[START]
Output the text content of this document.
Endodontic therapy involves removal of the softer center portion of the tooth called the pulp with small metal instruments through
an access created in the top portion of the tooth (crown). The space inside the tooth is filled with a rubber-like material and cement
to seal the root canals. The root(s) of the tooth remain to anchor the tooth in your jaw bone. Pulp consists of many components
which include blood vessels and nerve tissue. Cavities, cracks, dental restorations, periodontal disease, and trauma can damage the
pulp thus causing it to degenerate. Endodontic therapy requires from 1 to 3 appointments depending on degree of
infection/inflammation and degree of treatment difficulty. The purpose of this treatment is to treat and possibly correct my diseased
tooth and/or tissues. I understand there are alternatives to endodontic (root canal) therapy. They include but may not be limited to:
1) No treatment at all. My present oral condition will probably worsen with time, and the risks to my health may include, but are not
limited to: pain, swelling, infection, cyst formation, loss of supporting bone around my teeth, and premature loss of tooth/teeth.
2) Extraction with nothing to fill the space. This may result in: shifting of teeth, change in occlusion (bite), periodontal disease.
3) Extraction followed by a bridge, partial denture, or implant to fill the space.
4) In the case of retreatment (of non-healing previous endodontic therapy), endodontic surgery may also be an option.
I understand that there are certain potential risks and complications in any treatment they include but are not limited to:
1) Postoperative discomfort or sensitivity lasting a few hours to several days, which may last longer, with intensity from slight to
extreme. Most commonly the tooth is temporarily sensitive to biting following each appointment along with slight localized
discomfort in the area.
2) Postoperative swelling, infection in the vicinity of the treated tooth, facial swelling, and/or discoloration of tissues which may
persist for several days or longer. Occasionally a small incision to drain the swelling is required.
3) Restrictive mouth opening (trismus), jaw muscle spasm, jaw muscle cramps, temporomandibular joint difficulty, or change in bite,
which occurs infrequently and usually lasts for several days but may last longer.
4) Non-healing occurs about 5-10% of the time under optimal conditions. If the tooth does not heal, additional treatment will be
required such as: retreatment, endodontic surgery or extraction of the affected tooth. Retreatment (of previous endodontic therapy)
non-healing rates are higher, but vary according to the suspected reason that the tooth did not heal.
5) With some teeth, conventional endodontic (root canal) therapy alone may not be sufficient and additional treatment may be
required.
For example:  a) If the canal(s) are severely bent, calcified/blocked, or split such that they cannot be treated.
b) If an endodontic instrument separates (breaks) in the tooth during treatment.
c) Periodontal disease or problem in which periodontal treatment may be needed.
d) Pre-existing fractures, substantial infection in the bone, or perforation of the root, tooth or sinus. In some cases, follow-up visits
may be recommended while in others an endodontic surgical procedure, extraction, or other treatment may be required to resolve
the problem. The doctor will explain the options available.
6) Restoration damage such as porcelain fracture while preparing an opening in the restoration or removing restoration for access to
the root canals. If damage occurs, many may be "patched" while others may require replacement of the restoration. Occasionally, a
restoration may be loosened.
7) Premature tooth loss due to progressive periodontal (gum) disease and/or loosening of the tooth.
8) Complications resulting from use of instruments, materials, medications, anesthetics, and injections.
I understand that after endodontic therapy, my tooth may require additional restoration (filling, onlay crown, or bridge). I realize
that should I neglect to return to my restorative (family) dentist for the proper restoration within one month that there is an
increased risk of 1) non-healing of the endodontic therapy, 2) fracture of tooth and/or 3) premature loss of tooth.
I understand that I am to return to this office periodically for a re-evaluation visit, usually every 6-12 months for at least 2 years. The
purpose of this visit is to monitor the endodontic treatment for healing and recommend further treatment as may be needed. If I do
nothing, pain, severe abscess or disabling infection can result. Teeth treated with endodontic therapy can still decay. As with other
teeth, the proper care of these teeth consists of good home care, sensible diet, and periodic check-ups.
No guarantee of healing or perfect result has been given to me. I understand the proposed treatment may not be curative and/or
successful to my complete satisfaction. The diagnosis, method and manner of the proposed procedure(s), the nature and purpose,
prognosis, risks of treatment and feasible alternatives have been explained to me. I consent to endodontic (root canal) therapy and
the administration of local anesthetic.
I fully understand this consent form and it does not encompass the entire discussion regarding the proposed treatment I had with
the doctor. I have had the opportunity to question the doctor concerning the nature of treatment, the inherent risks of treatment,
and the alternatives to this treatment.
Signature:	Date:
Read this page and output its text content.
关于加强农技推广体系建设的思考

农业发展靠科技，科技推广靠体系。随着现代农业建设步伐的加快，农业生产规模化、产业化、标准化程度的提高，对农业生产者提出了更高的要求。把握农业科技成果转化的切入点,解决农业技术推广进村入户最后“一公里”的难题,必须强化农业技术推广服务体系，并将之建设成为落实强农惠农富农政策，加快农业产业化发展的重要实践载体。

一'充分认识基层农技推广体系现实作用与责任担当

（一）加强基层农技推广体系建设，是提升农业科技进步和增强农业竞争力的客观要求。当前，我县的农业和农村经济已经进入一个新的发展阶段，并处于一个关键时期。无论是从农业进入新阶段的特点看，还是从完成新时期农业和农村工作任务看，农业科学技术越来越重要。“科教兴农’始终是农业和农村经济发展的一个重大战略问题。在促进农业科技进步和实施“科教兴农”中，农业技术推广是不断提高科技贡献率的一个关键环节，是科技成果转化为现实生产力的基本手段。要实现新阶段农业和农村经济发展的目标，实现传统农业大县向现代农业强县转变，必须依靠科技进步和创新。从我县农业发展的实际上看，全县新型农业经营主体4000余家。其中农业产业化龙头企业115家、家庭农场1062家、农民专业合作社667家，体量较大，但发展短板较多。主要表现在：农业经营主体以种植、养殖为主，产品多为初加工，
[END]
◆ Aim of the task ◆
Transcribe the material exactly as it reads.

◆ Task response ◆
Output the text content of this document.
Endodontic therapy involves removal of the softer center portion of the tooth called the pulp with small metal instruments through
an access created in the top portion of the tooth (crown). The space inside the tooth is filled with a rubber-like material and cement
to seal the root canals. The root(s) of the tooth remain to anchor the tooth in your jaw bone. Pulp consists of many components
which include blood vessels and nerve tissue. Cavities, cracks, dental restorations, periodontal disease, and trauma can damage the
pulp thus causing it to degenerate. Endodontic therapy requires from 1 to 3 appointments depending on degree of
infection/inflammation and degree of treatment difficulty. The purpose of this treatment is to treat and possibly correct my diseased
tooth and/or tissues. I understand there are alternatives to endodontic (root canal) therapy. They include but may not be limited to:
1) No treatment at all. My present oral condition will probably worsen with time, and the risks to my health may include, but are not
limited to: pain, swelling, infection, cyst formation, loss of supporting bone around my teeth, and premature loss of tooth/teeth.
2) Extraction with nothing to fill the space. This may result in: shifting of teeth, change in occlusion (bite), periodontal disease.
3) Extraction followed by a bridge, partial denture, or implant to fill the space.
4) In the case of retreatment (of non-healing previous endodontic therapy), endodontic surgery may also be an option.
I understand that there are certain potential risks and complications in any treatment they include but are not limited to:
1) Postoperative discomfort or sensitivity lasting a few hours to several days, which may last longer, with intensity from slight to
extreme. Most commonly the tooth is temporarily sensitive to biting following each appointment along with slight localized
discomfort in the area.
2) Postoperative swelling, infection in the vicinity of the treated tooth, facial swelling, and/or discoloration of tissues which may
persist for several days or longer. Occasionally a small incision to drain the swelling is required.
3) Restrictive mouth opening (trismus), jaw muscle spasm, jaw muscle cramps, temporomandibular joint difficulty, or change in bite,
which occurs infrequently and usually lasts for several days but may last longer.
4) Non-healing occurs about 5-10% of the time under optimal conditions. If the tooth does not heal, additional treatment will be
required such as: retreatment, endodontic surgery or extraction of the affected tooth. Retreatment (of previous endodontic therapy)
non-healing rates are higher, but vary according to the suspected reason that the tooth did not heal.
5) With some teeth, conventional endodontic (root canal) therapy alone may not be sufficient and additional treatment may be
required.
For example:  a) If the canal(s) are severely bent, calcified/blocked, or split such that they cannot be treated.
b) If an endodontic instrument separates (breaks) in the tooth during treatment.
c) Periodontal disease or problem in which periodontal treatment may be needed.
d) Pre-existing fractures, substantial infection in the bone, or perforation of the root, tooth or sinus. In some cases, follow-up visits
may be recommended while in others an endodontic surgical procedure, extraction, or other treatment may be required to resolve
the problem. The doctor will explain the options available.
6) Restoration damage such as porcelain fracture while preparing an opening in the restoration or removing restoration for access to
the root canals. If damage occurs, many may be "patched" while others may require replacement of the restoration. Occasionally, a
restoration may be loosened.
7) Premature tooth loss due to progressive periodontal (gum) disease and/or loosening of the tooth.
8) Complications resulting from use of instruments, materials, medications, anesthetics, and injections.
I understand that after endodontic therapy, my tooth may require additional restoration (filling, onlay crown, or bridge). I realize
that should I neglect to return to my restorative (family) dentist for the proper restoration within one month that there is an
increased risk of 1) non-healing of the endodontic therapy, 2) fracture of tooth and/or 3) premature loss of tooth.
I understand that I am to return to this office periodically for a re-evaluation visit, usually every 6-12 months for at least 2 years. The
purpose of this visit is to monitor the endodontic treatment for healing and recommend further treatment as may be needed. If I do
nothing, pain, severe abscess or disabling infection can result. Teeth treated with endodontic therapy can still decay. As with other
teeth, the proper care of these teeth consists of good home care, sensible diet, and periodic check-ups.
No guarantee of healing or perfect result has been given to me. I understand the proposed treatment may not be curative and/or
successful to my complete satisfaction. The diagnosis, method and manner of the proposed procedure(s), the nature and purpose,
prognosis, risks of treatment and feasible alternatives have been explained to me. I consent to endodontic (root canal) therapy and
the administration of local anesthetic.
I fully understand this consent form and it does not encompass the entire discussion regarding the proposed treatment I had with
the doctor. I have had the opportunity to question the doctor concerning the nature of treatment, the inherent risks of treatment,
and the alternatives to this treatment.
Signature:	Date:
Read this page and output its text content.
关于加强农技推广体系建设的思考

农业发展靠科技，科技推广靠体系。随着现代农业建设步伐的加快，农业生产规模化、产业化、标准化程度的提高，对农业生产者提出了更高的要求。把握农业科技成果转化的切入点,解决农业技术推广进村入户最后“一公里”的难题,必须强化农业技术推广服务体系，并将之建设成为落实强农惠农富农政策，加快农业产业化发展的重要实践载体。

一'充分认识基层农技推广体系现实作用与责任担当

（一）加强基层农技推广体系建设，是提升农业科技进步和增强农业竞争力的客观要求。当前，我县的农业和农村经济已经进入一个新的发展阶段，并处于一个关键时期。无论是从农业进入新阶段的特点看，还是从完成新时期农业和农村工作任务看，农业科学技术越来越重要。“科教兴农’始终是农业和农村经济发展的一个重大战略问题。在促进农业科技进步和实施“科教兴农”中，农业技术推广是不断提高科技贡献率的一个关键环节，是科技成果转化为现实生产力的基本手段。要实现新阶段农业和农村经济发展的目标，实现传统农业大县向现代农业强县转变，必须依靠科技进步和创新。从我县农业发展的实际上看，全县新型农业经营主体4000余家。其中农业产业化龙头企业115家、家庭农场1062家、农民专业合作社667家，体量较大，但发展短板较多。主要表现在：农业经营主体以种植、养殖为主，产品多为初加工，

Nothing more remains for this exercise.